=== SUPPLIED PASSAGE ===
Shell script termination with exit function in backquotes

[Maxim Khitrov]

On Sun, Mar 13, 2011 at 9:59 PM, Scott Ballantyne <boyvalue at gmail.com> wrote:
> On Sun, Mar 13, 2011 at 8:26 PM, Maxim Khitrov <max at mxcrypt.com> wrote:
>>
>> Hello everyone,
>>
>> I might be doing something dumb here, but this doesn't make sense to
>> me. When I run the following script, I would expect to see no output:
>>
>> ----
>> #!/bin/sh
>>
>> exit_prog()
>> {
>>        echo -n 'before'
>>        exit 0
>>        echo -n 'after'
>> }
>>
>> echo line 1: `exit_prog`
>> echo line 2:
>> echo line 3: `exit 1`
>> echo line 4:
>> ----
>>
>> The reason I expect to see no output is because 'exit 0' should be
>> called before any of the echo lines are allowed to execute. Instead,
>> what I get on FreeBSD 7 & 8 is:
>>
>> ----
>> line 1: before
>> line 2:
>> ----
>>
>> I don't understand this because 'exit 0' seems to terminate the call
>> to 'exit_prog', but the execution of the script continues. However,
>> when 'exit 1' is called, the script terminates before printing out the
>> last 2 lines.

=== TASK INSTRUCTIONS ===
1) Extract every line of the listing below that contains the string "Types", treating uppercase and lowercase as different.
2) Write the next part of the shell script exit discussion above, picking up after its last sentence.

=== MATERIAL PROVIDED ===
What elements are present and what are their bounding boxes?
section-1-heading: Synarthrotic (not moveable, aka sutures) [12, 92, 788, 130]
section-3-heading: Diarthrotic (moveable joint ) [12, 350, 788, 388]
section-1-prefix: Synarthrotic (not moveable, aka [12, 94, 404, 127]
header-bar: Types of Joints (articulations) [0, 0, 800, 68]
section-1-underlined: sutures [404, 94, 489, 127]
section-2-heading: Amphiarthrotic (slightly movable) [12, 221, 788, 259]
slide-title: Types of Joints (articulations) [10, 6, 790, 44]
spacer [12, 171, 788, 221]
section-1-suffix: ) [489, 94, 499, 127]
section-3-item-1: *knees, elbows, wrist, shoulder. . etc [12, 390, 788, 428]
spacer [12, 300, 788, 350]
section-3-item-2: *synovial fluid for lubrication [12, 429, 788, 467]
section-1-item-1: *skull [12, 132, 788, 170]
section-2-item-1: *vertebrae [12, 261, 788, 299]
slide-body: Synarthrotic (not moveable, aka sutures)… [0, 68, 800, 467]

=== ANSWERS IN ORDER ===
1)
header-bar: Types of Joints (articulations) [0, 0, 800, 68]
slide-title: Types of Joints (articulations) [10, 6, 790, 44]

2)
>>
>> It seems that 'exit' inside a function doesn't work when that function
>> is called with backquotes. I assume it has something to do with the
>> fact that commands in backquotes are executed in a sub-shell, but the
>> behavior is inconsistent.
>>
>> When I run the same script on RHEL using bash, all 4 lines are printed:
>>
>> ----
>> line 1: before
>> line 2:
>> line 3:
>> line 4:
>> ----
>>
>> What's going on here?
>>
>> - Max
>
> Backquotes run the process in a sub process, that exits. and the original
> process continues.
>

Yes, my original expectation of having no output is incorrect, but
`exit 1` terminates the parent shell in FreeBSD. That's the source of
my confusion.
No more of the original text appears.